[[ Task data, beginning ]]
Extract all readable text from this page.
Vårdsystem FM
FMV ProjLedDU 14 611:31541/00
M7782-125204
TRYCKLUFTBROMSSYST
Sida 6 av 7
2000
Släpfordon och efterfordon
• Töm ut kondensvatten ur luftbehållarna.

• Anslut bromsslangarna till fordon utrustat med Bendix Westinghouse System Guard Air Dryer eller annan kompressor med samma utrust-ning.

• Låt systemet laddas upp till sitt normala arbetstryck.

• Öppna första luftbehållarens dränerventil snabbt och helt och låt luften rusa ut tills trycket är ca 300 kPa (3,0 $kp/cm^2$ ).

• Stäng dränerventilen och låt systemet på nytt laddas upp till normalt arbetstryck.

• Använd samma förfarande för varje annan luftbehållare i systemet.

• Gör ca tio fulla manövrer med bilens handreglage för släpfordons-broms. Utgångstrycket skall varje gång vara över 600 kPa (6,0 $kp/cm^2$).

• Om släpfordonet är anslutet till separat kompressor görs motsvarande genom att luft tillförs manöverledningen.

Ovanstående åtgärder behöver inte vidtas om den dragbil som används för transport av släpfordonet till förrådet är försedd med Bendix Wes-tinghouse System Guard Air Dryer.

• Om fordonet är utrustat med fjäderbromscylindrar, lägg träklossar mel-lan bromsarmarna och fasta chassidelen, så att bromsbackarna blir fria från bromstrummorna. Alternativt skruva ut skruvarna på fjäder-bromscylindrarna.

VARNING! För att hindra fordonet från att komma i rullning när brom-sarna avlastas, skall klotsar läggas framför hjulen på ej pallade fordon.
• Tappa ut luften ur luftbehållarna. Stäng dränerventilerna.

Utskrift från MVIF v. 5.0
[[ Task data, end ]]
In the records above, some lines hold the word "skall". Say how many, and nothing more.

2